__Material supplied__:
◆ ◆ ◆ ◆ ◆

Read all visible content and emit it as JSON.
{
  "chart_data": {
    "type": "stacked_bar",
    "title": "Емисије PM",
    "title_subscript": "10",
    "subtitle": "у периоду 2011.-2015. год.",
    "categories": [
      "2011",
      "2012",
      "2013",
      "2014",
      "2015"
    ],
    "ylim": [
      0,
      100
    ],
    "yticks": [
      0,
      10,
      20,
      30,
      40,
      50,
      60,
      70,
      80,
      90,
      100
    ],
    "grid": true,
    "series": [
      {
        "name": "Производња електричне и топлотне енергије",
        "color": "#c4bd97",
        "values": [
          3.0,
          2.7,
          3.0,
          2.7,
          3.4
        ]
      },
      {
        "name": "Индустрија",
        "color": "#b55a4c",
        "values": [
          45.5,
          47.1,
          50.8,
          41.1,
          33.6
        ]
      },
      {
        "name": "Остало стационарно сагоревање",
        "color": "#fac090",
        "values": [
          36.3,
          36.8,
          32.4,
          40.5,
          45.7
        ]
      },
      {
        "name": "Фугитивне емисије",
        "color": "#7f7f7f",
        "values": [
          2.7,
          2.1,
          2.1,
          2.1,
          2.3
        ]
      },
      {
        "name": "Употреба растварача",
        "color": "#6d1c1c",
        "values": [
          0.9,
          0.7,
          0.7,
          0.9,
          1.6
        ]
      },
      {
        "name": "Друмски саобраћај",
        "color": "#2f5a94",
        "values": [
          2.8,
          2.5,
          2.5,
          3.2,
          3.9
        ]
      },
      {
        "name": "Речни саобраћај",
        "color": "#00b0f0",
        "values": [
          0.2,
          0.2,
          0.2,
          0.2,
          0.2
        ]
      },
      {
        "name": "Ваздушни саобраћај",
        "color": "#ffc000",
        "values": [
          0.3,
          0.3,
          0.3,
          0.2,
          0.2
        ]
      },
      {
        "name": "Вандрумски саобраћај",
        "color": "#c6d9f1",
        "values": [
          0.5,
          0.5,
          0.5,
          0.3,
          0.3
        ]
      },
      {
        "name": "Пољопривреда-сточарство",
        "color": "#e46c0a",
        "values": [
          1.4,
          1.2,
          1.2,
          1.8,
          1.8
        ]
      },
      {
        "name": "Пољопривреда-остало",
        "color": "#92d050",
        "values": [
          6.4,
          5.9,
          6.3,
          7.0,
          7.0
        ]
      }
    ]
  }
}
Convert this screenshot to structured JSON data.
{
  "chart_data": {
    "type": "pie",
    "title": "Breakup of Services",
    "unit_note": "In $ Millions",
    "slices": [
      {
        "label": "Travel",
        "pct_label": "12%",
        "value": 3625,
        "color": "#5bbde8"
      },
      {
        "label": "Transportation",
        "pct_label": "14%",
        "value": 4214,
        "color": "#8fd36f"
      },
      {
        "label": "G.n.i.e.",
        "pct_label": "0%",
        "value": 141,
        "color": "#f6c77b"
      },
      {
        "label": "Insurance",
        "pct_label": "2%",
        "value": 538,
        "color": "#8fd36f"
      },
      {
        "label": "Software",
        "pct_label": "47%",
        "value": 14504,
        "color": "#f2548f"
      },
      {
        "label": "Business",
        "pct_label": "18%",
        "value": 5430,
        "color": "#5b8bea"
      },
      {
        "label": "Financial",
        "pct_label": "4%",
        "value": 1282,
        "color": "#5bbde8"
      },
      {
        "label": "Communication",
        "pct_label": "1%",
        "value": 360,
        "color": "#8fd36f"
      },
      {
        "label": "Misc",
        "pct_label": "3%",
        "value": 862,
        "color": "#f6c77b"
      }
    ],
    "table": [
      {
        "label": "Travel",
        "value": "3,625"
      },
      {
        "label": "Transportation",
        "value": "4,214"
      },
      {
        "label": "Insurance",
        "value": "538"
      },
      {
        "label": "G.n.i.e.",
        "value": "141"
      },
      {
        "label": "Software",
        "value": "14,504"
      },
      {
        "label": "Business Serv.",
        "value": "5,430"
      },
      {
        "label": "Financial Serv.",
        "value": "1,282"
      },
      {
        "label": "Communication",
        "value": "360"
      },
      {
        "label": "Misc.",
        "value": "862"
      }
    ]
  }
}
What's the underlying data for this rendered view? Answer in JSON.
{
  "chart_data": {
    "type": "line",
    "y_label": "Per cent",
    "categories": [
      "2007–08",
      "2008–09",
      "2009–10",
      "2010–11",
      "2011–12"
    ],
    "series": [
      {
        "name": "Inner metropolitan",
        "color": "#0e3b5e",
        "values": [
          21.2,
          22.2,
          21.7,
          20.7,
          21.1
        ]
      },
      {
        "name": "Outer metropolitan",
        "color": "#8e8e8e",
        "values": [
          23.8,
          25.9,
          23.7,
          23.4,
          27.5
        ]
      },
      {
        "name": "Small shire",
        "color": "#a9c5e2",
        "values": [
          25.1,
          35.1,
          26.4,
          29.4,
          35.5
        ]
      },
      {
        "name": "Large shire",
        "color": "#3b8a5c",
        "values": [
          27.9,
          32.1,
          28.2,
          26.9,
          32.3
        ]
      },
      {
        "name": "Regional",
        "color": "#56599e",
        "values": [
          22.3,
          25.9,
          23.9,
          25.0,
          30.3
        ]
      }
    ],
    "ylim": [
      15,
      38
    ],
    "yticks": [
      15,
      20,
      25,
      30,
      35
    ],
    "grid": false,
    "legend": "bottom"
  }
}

◆ ◆ ◆ ◆ ◆

__Aim__: Transcribe every entry verbatim.

__Output__:
Read all visible content and emit it as JSON.
{
  "chart_data": {
    "type": "stacked_bar",
    "title": "Емисије PM",
    "title_subscript": "10",
    "subtitle": "у периоду 2011.-2015. год.",
    "categories": [
      "2011",
      "2012",
      "2013",
      "2014",
      "2015"
    ],
    "ylim": [
      0,
      100
    ],
    "yticks": [
      0,
      10,
      20,
      30,
      40,
      50,
      60,
      70,
      80,
      90,
      100
    ],
    "grid": true,
    "series": [
      {
        "name": "Производња електричне и топлотне енергије",
        "color": "#c4bd97",
        "values": [
          3.0,
          2.7,
          3.0,
          2.7,
          3.4
        ]
      },
      {
        "name": "Индустрија",
        "color": "#b55a4c",
        "values": [
          45.5,
          47.1,
          50.8,
          41.1,
          33.6
        ]
      },
      {
        "name": "Остало стационарно сагоревање",
        "color": "#fac090",
        "values": [
          36.3,
          36.8,
          32.4,
          40.5,
          45.7
        ]
      },
      {
        "name": "Фугитивне емисије",
        "color": "#7f7f7f",
        "values": [
          2.7,
          2.1,
          2.1,
          2.1,
          2.3
        ]
      },
      {
        "name": "Употреба растварача",
        "color": "#6d1c1c",
        "values": [
          0.9,
          0.7,
          0.7,
          0.9,
          1.6
        ]
      },
      {
        "name": "Друмски саобраћај",
        "color": "#2f5a94",
        "values": [
          2.8,
          2.5,
          2.5,
          3.2,
          3.9
        ]
      },
      {
        "name": "Речни саобраћај",
        "color": "#00b0f0",
        "values": [
          0.2,
          0.2,
          0.2,
          0.2,
          0.2
        ]
      },
      {
        "name": "Ваздушни саобраћај",
        "color": "#ffc000",
        "values": [
          0.3,
          0.3,
          0.3,
          0.2,
          0.2
        ]
      },
      {
        "name": "Вандрумски саобраћај",
        "color": "#c6d9f1",
        "values": [
          0.5,
          0.5,
          0.5,
          0.3,
          0.3
        ]
      },
      {
        "name": "Пољопривреда-сточарство",
        "color": "#e46c0a",
        "values": [
          1.4,
          1.2,
          1.2,
          1.8,
          1.8
        ]
      },
      {
        "name": "Пољопривреда-остало",
        "color": "#92d050",
        "values": [
          6.4,
          5.9,
          6.3,
          7.0,
          7.0
        ]
      }
    ]
  }
}
Convert this screenshot to structured JSON data.
{
  "chart_data": {
    "type": "pie",
    "title": "Breakup of Services",
    "unit_note": "In $ Millions",
    "slices": [
      {
        "label": "Travel",
        "pct_label": "12%",
        "value": 3625,
        "color": "#5bbde8"
      },
      {
        "label": "Transportation",
        "pct_label": "14%",
        "value": 4214,
        "color": "#8fd36f"
      },
      {
        "label": "G.n.i.e.",
        "pct_label": "0%",
        "value": 141,
        "color": "#f6c77b"
      },
      {
        "label": "Insurance",
        "pct_label": "2%",
        "value": 538,
        "color": "#8fd36f"
      },
      {
        "label": "Software",
        "pct_label": "47%",
        "value": 14504,
        "color": "#f2548f"
      },
      {
        "label": "Business",
        "pct_label": "18%",
        "value": 5430,
        "color": "#5b8bea"
      },
      {
        "label": "Financial",
        "pct_label": "4%",
        "value": 1282,
        "color": "#5bbde8"
      },
      {
        "label": "Communication",
        "pct_label": "1%",
        "value": 360,
        "color": "#8fd36f"
      },
      {
        "label": "Misc",
        "pct_label": "3%",
        "value": 862,
        "color": "#f6c77b"
      }
    ],
    "table": [
      {
        "label": "Travel",
        "value": "3,625"
      },
      {
        "label": "Transportation",
        "value": "4,214"
      },
      {
        "label": "Insurance",
        "value": "538"
      },
      {
        "label": "G.n.i.e.",
        "value": "141"
      },
      {
        "label": "Software",
        "value": "14,504"
      },
      {
        "label": "Business Serv.",
        "value": "5,430"
      },
      {
        "label": "Financial Serv.",
        "value": "1,282"
      },
      {
        "label": "Communication",
        "value": "360"
      },
      {
        "label": "Misc.",
        "value": "862"
      }
    ]
  }
}
What's the underlying data for this rendered view? Answer in JSON.
{
  "chart_data": {
    "type": "line",
    "y_label": "Per cent",
    "categories": [
      "2007–08",
      "2008–09",
      "2009–10",
      "2010–11",
      "2011–12"
    ],
    "series": [
      {
        "name": "Inner metropolitan",
        "color": "#0e3b5e",
        "values": [
          21.2,
          22.2,
          21.7,
          20.7,
          21.1
        ]
      },
      {
        "name": "Outer metropolitan",
        "color": "#8e8e8e",
        "values": [
          23.8,
          25.9,
          23.7,
          23.4,
          27.5
        ]
      },
      {
        "name": "Small shire",
        "color": "#a9c5e2",
        "values": [
          25.1,
          35.1,
          26.4,
          29.4,
          35.5
        ]
      },
      {
        "name": "Large shire",
        "color": "#3b8a5c",
        "values": [
          27.9,
          32.1,
          28.2,
          26.9,
          32.3
        ]
      },
      {
        "name": "Regional",
        "color": "#56599e",
        "values": [
          22.3,
          25.9,
          23.9,
          25.0,
          30.3
        ]
      }
    ],
    "ylim": [
      15,
      38
    ],
    "yticks": [
      15,
      20,
      25,
      30,
      35
    ],
    "grid": false,
    "legend": "bottom"
  }
}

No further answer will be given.